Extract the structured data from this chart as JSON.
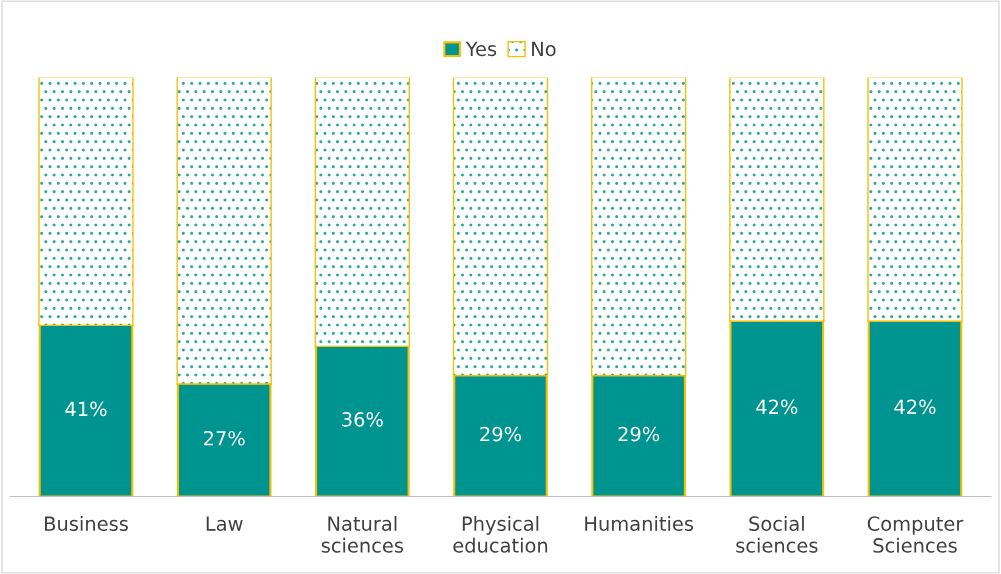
{
  "chart_data": {
    "type": "bar",
    "stacked": true,
    "categories": [
      "Business",
      "Law",
      "Natural\nsciences",
      "Physical\neducation",
      "Humanities",
      "Social\nsciences",
      "Computer\nSciences"
    ],
    "series": [
      {
        "name": "Yes",
        "color": "#009490",
        "values": [
          41,
          27,
          36,
          29,
          29,
          42,
          42
        ],
        "value_labels": [
          "41%",
          "27%",
          "36%",
          "29%",
          "29%",
          "42%",
          "42%"
        ]
      },
      {
        "name": "No",
        "color": "#ffffff",
        "values": [
          59,
          73,
          64,
          71,
          71,
          58,
          58
        ]
      }
    ],
    "ylim": [
      0,
      100
    ],
    "legend": "top",
    "grid": false
  }
}
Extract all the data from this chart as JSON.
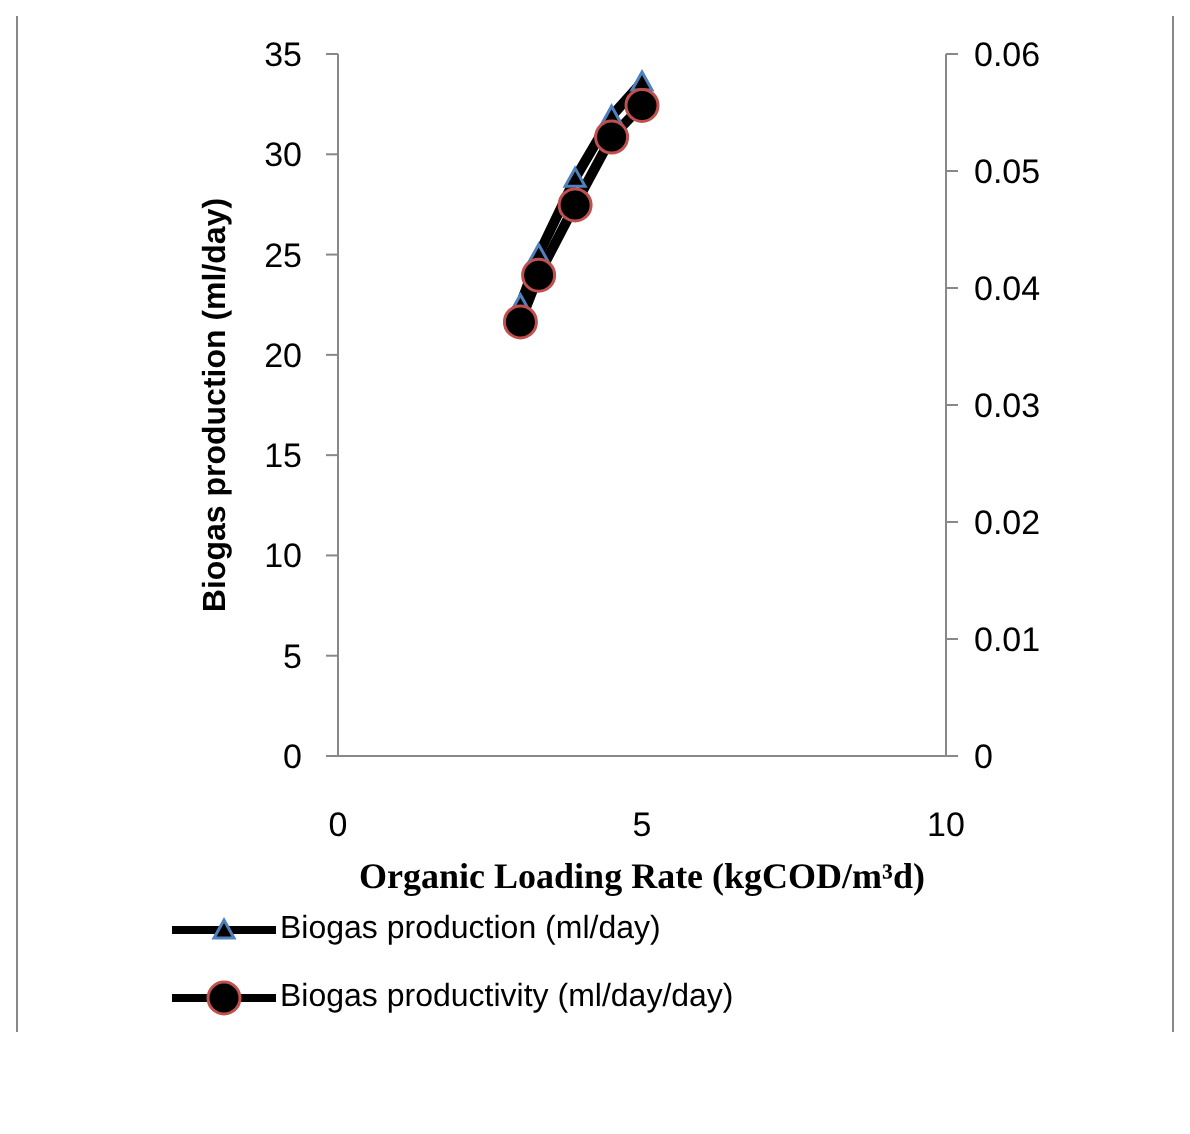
{
  "chart_data": {
    "type": "line",
    "xlabel": "Organic Loading Rate (kgCOD/m³d)",
    "ylabel": "Biogas production (ml/day)",
    "x": [
      3,
      3.3,
      3.9,
      4.5,
      5
    ],
    "series": [
      {
        "name": "Biogas production (ml/day)",
        "color": "#000000",
        "marker": "triangle",
        "values": [
          22.5,
          25.0,
          28.8,
          31.9,
          33.6
        ]
      },
      {
        "name": "Biogas productivity (ml/day/day)",
        "color": "#000000",
        "marker": "circle",
        "axis": "y2",
        "values": [
          0.0371,
          0.0411,
          0.0471,
          0.0529,
          0.0556
        ]
      }
    ],
    "xlim": [
      0,
      10
    ],
    "xticks": [
      0,
      5,
      10
    ],
    "ylim": [
      0,
      35
    ],
    "yticks": [
      0,
      5,
      10,
      15,
      20,
      25,
      30,
      35
    ],
    "y2lim": [
      0,
      0.06
    ],
    "y2ticks": [
      0,
      0.01,
      0.02,
      0.03,
      0.04,
      0.05,
      0.06
    ],
    "grid": false,
    "legend": "bottom"
  }
}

■ Exercise objective ■
All lines from the one holding "Extract all the data from this chart as JSON." to the end of the listing above need to be duplicated exactly. None of the pictures should be included.

■ Task result ■
Extract all the data from this chart as JSON.
{
  "chart_data": {
    "type": "line",
    "xlabel": "Organic Loading Rate (kgCOD/m³d)",
    "ylabel": "Biogas production (ml/day)",
    "x": [
      3,
      3.3,
      3.9,
      4.5,
      5
    ],
    "series": [
      {
        "name": "Biogas production (ml/day)",
        "color": "#000000",
        "marker": "triangle",
        "values": [
          22.5,
          25.0,
          28.8,
          31.9,
          33.6
        ]
      },
      {
        "name": "Biogas productivity (ml/day/day)",
        "color": "#000000",
        "marker": "circle",
        "axis": "y2",
        "values": [
          0.0371,
          0.0411,
          0.0471,
          0.0529,
          0.0556
        ]
      }
    ],
    "xlim": [
      0,
      10
    ],
    "xticks": [
      0,
      5,
      10
    ],
    "ylim": [
      0,
      35
    ],
    "yticks": [
      0,
      5,
      10,
      15,
      20,
      25,
      30,
      35
    ],
    "y2lim": [
      0,
      0.06
    ],
    "y2ticks": [
      0,
      0.01,
      0.02,
      0.03,
      0.04,
      0.05,
      0.06
    ],
    "grid": false,
    "legend": "bottom"
  }
}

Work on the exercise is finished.